◆ **Task to complete**
Render the following material again verbatim, leaving nothing out.
***** Dataset entries
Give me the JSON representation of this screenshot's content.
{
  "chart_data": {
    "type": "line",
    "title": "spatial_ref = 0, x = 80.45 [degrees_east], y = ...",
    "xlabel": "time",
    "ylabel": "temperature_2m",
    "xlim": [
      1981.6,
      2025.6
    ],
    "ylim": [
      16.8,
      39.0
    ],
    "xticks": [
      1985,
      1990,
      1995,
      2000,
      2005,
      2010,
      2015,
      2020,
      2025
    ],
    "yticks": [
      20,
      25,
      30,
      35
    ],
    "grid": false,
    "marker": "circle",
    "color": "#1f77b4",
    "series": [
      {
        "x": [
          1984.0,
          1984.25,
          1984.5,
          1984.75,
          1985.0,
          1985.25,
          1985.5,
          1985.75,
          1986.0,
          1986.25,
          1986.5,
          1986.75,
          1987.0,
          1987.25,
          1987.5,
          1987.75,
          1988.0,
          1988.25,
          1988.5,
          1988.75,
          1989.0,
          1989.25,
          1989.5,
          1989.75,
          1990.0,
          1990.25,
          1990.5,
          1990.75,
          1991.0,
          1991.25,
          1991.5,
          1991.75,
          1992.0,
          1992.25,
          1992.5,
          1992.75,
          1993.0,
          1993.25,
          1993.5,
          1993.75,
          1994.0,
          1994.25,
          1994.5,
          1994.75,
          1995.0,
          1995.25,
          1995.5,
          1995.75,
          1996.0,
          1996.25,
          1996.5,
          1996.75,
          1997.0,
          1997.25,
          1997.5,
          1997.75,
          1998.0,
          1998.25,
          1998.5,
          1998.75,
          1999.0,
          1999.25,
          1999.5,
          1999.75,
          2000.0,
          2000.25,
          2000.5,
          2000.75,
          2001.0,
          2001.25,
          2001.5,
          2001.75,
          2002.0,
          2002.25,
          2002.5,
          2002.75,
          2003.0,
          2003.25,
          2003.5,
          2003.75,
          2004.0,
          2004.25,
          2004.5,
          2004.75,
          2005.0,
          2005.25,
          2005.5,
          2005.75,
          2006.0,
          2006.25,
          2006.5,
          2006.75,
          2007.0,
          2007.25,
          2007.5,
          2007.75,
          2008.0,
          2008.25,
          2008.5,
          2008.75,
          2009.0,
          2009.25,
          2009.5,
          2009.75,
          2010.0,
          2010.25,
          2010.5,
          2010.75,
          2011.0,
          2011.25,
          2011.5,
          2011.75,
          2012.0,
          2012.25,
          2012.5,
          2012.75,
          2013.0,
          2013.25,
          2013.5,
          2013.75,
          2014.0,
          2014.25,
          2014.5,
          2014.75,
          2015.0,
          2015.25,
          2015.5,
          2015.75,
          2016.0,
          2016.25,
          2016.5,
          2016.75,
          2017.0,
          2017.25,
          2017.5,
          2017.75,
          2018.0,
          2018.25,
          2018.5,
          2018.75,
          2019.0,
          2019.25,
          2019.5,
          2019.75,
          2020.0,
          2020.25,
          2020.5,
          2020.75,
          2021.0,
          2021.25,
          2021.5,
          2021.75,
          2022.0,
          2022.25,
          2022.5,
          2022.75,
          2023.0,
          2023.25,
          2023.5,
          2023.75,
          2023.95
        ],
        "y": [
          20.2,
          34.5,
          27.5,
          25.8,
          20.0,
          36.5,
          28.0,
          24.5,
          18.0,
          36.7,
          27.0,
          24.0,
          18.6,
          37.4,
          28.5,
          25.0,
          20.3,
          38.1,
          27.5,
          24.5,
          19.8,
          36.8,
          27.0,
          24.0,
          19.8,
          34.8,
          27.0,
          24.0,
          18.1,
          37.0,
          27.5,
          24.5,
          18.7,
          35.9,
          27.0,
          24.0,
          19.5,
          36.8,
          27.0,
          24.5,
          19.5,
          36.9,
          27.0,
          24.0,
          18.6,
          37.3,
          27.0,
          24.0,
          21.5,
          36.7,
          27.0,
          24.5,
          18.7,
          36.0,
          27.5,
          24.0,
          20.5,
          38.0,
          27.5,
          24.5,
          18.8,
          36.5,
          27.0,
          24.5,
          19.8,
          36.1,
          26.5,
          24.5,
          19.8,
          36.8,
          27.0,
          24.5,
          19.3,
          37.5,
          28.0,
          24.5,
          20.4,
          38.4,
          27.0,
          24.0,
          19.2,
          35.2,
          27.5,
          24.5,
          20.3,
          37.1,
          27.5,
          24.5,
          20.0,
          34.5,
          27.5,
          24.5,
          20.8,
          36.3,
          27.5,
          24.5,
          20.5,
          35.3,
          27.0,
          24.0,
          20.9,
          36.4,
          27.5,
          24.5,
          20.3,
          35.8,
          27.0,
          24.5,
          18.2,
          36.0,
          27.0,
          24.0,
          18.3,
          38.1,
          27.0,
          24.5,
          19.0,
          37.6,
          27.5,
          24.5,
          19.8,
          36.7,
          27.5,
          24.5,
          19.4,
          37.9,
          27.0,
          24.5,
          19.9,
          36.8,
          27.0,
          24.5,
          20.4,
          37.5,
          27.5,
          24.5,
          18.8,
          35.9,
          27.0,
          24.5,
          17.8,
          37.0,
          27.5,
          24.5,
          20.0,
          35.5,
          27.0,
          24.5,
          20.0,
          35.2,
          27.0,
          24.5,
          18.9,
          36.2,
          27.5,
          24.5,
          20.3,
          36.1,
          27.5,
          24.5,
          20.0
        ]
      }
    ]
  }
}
**********
◆ **Completed task**
Give me the JSON representation of this screenshot's content.
{
  "chart_data": {
    "type": "line",
    "title": "spatial_ref = 0, x = 80.45 [degrees_east], y = ...",
    "xlabel": "time",
    "ylabel": "temperature_2m",
    "xlim": [
      1981.6,
      2025.6
    ],
    "ylim": [
      16.8,
      39.0
    ],
    "xticks": [
      1985,
      1990,
      1995,
      2000,
      2005,
      2010,
      2015,
      2020,
      2025
    ],
    "yticks": [
      20,
      25,
      30,
      35
    ],
    "grid": false,
    "marker": "circle",
    "color": "#1f77b4",
    "series": [
      {
        "x": [
          1984.0,
          1984.25,
          1984.5,
          1984.75,
          1985.0,
          1985.25,
          1985.5,
          1985.75,
          1986.0,
          1986.25,
          1986.5,
          1986.75,
          1987.0,
          1987.25,
          1987.5,
          1987.75,
          1988.0,
          1988.25,
          1988.5,
          1988.75,
          1989.0,
          1989.25,
          1989.5,
          1989.75,
          1990.0,
          1990.25,
          1990.5,
          1990.75,
          1991.0,
          1991.25,
          1991.5,
          1991.75,
          1992.0,
          1992.25,
          1992.5,
          1992.75,
          1993.0,
          1993.25,
          1993.5,
          1993.75,
          1994.0,
          1994.25,
          1994.5,
          1994.75,
          1995.0,
          1995.25,
          1995.5,
          1995.75,
          1996.0,
          1996.25,
          1996.5,
          1996.75,
          1997.0,
          1997.25,
          1997.5,
          1997.75,
          1998.0,
          1998.25,
          1998.5,
          1998.75,
          1999.0,
          1999.25,
          1999.5,
          1999.75,
          2000.0,
          2000.25,
          2000.5,
          2000.75,
          2001.0,
          2001.25,
          2001.5,
          2001.75,
          2002.0,
          2002.25,
          2002.5,
          2002.75,
          2003.0,
          2003.25,
          2003.5,
          2003.75,
          2004.0,
          2004.25,
          2004.5,
          2004.75,
          2005.0,
          2005.25,
          2005.5,
          2005.75,
          2006.0,
          2006.25,
          2006.5,
          2006.75,
          2007.0,
          2007.25,
          2007.5,
          2007.75,
          2008.0,
          2008.25,
          2008.5,
          2008.75,
          2009.0,
          2009.25,
          2009.5,
          2009.75,
          2010.0,
          2010.25,
          2010.5,
          2010.75,
          2011.0,
          2011.25,
          2011.5,
          2011.75,
          2012.0,
          2012.25,
          2012.5,
          2012.75,
          2013.0,
          2013.25,
          2013.5,
          2013.75,
          2014.0,
          2014.25,
          2014.5,
          2014.75,
          2015.0,
          2015.25,
          2015.5,
          2015.75,
          2016.0,
          2016.25,
          2016.5,
          2016.75,
          2017.0,
          2017.25,
          2017.5,
          2017.75,
          2018.0,
          2018.25,
          2018.5,
          2018.75,
          2019.0,
          2019.25,
          2019.5,
          2019.75,
          2020.0,
          2020.25,
          2020.5,
          2020.75,
          2021.0,
          2021.25,
          2021.5,
          2021.75,
          2022.0,
          2022.25,
          2022.5,
          2022.75,
          2023.0,
          2023.25,
          2023.5,
          2023.75,
          2023.95
        ],
        "y": [
          20.2,
          34.5,
          27.5,
          25.8,
          20.0,
          36.5,
          28.0,
          24.5,
          18.0,
          36.7,
          27.0,
          24.0,
          18.6,
          37.4,
          28.5,
          25.0,
          20.3,
          38.1,
          27.5,
          24.5,
          19.8,
          36.8,
          27.0,
          24.0,
          19.8,
          34.8,
          27.0,
          24.0,
          18.1,
          37.0,
          27.5,
          24.5,
          18.7,
          35.9,
          27.0,
          24.0,
          19.5,
          36.8,
          27.0,
          24.5,
          19.5,
          36.9,
          27.0,
          24.0,
          18.6,
          37.3,
          27.0,
          24.0,
          21.5,
          36.7,
          27.0,
          24.5,
          18.7,
          36.0,
          27.5,
          24.0,
          20.5,
          38.0,
          27.5,
          24.5,
          18.8,
          36.5,
          27.0,
          24.5,
          19.8,
          36.1,
          26.5,
          24.5,
          19.8,
          36.8,
          27.0,
          24.5,
          19.3,
          37.5,
          28.0,
          24.5,
          20.4,
          38.4,
          27.0,
          24.0,
          19.2,
          35.2,
          27.5,
          24.5,
          20.3,
          37.1,
          27.5,
          24.5,
          20.0,
          34.5,
          27.5,
          24.5,
          20.8,
          36.3,
          27.5,
          24.5,
          20.5,
          35.3,
          27.0,
          24.0,
          20.9,
          36.4,
          27.5,
          24.5,
          20.3,
          35.8,
          27.0,
          24.5,
          18.2,
          36.0,
          27.0,
          24.0,
          18.3,
          38.1,
          27.0,
          24.5,
          19.0,
          37.6,
          27.5,
          24.5,
          19.8,
          36.7,
          27.5,
          24.5,
          19.4,
          37.9,
          27.0,
          24.5,
          19.9,
          36.8,
          27.0,
          24.5,
          20.4,
          37.5,
          27.5,
          24.5,
          18.8,
          35.9,
          27.0,
          24.5,
          17.8,
          37.0,
          27.5,
          24.5,
          20.0,
          35.5,
          27.0,
          24.5,
          20.0,
          35.2,
          27.0,
          24.5,
          18.9,
          36.2,
          27.5,
          24.5,
          20.3,
          36.1,
          27.5,
          24.5,
          20.0
        ]
      }
    ]
  }
}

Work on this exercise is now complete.